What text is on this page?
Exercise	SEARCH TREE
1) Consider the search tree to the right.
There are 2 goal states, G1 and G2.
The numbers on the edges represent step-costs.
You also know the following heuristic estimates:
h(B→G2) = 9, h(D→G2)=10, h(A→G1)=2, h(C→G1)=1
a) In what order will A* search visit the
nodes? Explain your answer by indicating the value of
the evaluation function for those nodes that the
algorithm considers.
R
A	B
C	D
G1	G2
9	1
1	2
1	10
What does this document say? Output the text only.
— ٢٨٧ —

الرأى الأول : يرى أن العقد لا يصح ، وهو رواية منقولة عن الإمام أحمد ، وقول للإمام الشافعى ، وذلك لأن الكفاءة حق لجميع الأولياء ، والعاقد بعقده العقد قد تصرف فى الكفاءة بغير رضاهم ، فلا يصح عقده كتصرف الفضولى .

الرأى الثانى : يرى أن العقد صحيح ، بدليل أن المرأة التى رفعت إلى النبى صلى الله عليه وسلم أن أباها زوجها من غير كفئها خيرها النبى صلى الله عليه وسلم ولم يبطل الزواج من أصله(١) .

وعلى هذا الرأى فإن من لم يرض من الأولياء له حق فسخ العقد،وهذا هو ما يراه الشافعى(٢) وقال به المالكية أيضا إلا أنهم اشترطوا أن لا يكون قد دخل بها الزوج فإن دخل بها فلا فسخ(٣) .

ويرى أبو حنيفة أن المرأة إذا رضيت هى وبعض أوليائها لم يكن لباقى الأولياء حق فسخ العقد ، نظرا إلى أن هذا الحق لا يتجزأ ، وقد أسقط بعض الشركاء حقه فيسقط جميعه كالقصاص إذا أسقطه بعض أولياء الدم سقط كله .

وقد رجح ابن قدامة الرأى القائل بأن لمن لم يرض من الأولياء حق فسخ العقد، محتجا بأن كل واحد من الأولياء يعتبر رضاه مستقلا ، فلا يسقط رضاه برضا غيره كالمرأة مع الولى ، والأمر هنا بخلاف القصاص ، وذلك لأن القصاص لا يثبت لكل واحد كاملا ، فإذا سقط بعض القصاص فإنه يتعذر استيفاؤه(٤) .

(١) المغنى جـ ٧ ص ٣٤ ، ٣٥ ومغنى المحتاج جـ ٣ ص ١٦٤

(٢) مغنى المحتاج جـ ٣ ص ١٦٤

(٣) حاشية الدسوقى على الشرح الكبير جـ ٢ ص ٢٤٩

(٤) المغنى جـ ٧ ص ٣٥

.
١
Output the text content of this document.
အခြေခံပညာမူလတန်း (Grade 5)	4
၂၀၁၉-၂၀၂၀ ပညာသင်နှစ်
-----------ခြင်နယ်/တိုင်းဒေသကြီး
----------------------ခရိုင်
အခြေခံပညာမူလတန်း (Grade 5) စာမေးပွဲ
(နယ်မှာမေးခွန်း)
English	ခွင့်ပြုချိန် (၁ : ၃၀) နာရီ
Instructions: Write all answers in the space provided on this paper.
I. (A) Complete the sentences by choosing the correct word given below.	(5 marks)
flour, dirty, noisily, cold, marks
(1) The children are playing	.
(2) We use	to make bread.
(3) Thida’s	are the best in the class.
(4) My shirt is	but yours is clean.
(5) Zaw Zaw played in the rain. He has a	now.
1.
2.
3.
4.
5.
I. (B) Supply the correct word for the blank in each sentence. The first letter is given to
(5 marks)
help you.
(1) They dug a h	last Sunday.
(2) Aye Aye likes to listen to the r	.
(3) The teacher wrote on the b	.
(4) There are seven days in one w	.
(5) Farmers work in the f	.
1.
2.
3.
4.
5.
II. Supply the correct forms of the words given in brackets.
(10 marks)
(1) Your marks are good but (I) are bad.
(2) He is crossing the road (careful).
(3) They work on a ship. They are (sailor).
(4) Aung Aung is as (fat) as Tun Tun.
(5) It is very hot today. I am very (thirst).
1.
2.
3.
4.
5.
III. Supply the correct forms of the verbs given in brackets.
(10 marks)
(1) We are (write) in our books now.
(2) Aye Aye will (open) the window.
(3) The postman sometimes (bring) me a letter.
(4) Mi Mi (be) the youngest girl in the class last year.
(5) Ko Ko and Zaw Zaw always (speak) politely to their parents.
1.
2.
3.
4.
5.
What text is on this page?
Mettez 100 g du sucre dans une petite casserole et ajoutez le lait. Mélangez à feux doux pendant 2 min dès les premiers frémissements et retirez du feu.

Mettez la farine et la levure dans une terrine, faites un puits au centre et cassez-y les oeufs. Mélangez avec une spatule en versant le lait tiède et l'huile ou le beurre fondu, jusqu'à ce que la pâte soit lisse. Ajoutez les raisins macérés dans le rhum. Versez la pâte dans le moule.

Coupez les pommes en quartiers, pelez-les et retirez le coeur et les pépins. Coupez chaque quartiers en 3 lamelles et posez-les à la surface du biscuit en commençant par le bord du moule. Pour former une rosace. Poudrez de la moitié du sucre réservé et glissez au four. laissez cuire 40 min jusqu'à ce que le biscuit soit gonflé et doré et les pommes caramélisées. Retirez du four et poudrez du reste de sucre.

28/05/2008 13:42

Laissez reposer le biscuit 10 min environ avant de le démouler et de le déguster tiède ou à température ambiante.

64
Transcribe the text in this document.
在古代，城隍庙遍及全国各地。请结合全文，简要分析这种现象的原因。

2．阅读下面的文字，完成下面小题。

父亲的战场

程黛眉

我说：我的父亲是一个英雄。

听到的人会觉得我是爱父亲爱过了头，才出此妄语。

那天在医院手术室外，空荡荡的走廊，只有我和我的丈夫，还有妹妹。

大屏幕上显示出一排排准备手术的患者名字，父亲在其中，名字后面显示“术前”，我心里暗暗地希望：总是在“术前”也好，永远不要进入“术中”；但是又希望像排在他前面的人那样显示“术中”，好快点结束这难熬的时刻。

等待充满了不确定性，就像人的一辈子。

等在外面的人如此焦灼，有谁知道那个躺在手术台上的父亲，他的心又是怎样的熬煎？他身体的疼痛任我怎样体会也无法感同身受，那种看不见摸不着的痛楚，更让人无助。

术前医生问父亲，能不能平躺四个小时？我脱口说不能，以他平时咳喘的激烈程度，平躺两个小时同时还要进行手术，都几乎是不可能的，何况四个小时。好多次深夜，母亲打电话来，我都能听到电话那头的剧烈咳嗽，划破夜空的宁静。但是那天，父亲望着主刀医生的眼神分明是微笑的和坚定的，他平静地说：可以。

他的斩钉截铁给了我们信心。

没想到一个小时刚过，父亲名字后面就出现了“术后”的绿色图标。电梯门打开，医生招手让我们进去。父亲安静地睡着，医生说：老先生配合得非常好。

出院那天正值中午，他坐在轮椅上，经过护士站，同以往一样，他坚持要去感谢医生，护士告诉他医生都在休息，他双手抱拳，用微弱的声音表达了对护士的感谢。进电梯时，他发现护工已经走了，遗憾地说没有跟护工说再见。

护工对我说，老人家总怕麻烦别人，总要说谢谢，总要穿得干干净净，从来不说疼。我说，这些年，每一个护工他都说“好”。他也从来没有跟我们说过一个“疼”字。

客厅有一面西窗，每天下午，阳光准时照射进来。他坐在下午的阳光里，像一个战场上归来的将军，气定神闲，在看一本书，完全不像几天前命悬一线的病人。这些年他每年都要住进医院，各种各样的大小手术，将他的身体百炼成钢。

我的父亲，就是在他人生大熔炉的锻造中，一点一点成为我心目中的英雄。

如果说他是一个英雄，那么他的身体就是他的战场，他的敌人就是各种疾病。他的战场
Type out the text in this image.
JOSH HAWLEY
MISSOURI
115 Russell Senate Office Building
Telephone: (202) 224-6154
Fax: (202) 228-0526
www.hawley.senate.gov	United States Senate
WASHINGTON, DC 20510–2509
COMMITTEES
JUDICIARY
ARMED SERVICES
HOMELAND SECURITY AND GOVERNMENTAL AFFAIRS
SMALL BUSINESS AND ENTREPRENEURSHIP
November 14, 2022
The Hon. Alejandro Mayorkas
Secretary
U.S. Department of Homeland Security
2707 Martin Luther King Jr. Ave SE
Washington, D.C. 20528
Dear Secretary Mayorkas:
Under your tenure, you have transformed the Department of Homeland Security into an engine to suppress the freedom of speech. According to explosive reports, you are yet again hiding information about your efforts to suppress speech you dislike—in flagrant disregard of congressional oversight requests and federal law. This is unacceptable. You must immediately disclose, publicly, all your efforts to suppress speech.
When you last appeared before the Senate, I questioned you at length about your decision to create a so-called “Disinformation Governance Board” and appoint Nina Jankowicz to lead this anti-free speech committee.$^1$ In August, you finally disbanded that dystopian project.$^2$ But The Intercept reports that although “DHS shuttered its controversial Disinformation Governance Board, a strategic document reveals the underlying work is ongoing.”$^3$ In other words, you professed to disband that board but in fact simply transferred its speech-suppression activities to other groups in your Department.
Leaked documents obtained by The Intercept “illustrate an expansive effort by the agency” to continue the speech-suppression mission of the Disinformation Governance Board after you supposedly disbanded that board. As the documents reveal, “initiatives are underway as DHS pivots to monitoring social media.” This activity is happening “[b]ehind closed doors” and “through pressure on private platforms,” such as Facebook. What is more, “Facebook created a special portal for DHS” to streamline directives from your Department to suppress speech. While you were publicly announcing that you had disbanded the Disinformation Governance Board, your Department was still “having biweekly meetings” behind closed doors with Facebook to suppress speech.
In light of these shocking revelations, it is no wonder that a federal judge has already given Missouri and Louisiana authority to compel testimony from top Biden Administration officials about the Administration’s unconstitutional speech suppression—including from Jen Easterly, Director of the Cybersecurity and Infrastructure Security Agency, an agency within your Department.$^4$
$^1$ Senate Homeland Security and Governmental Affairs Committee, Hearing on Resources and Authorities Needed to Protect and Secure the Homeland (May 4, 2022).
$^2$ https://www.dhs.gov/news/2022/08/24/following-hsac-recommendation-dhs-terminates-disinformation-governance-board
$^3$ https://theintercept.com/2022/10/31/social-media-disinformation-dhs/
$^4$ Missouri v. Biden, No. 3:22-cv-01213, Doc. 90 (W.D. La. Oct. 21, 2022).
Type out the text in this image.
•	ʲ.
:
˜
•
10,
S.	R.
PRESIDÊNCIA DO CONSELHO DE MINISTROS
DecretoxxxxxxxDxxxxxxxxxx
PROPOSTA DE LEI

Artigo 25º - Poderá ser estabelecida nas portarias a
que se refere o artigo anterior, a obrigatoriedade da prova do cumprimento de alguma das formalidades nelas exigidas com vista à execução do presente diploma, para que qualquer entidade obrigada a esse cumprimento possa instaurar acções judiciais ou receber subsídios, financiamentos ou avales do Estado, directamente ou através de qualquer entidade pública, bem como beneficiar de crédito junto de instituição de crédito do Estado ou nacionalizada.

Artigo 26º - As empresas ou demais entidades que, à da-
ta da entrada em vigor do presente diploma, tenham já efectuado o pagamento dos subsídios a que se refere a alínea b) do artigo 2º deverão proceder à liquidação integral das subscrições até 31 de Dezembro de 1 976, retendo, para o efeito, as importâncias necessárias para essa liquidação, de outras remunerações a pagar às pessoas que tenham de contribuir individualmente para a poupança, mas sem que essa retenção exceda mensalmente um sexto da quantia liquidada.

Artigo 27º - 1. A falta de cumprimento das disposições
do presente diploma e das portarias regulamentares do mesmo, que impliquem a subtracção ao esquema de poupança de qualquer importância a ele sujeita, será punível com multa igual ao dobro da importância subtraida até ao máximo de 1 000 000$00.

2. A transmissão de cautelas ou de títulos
▬▬▬
* Task statement:
Of the lines in the data above, how many contain the word "marks"? Give only that figure.

* Answer to this exercise:
6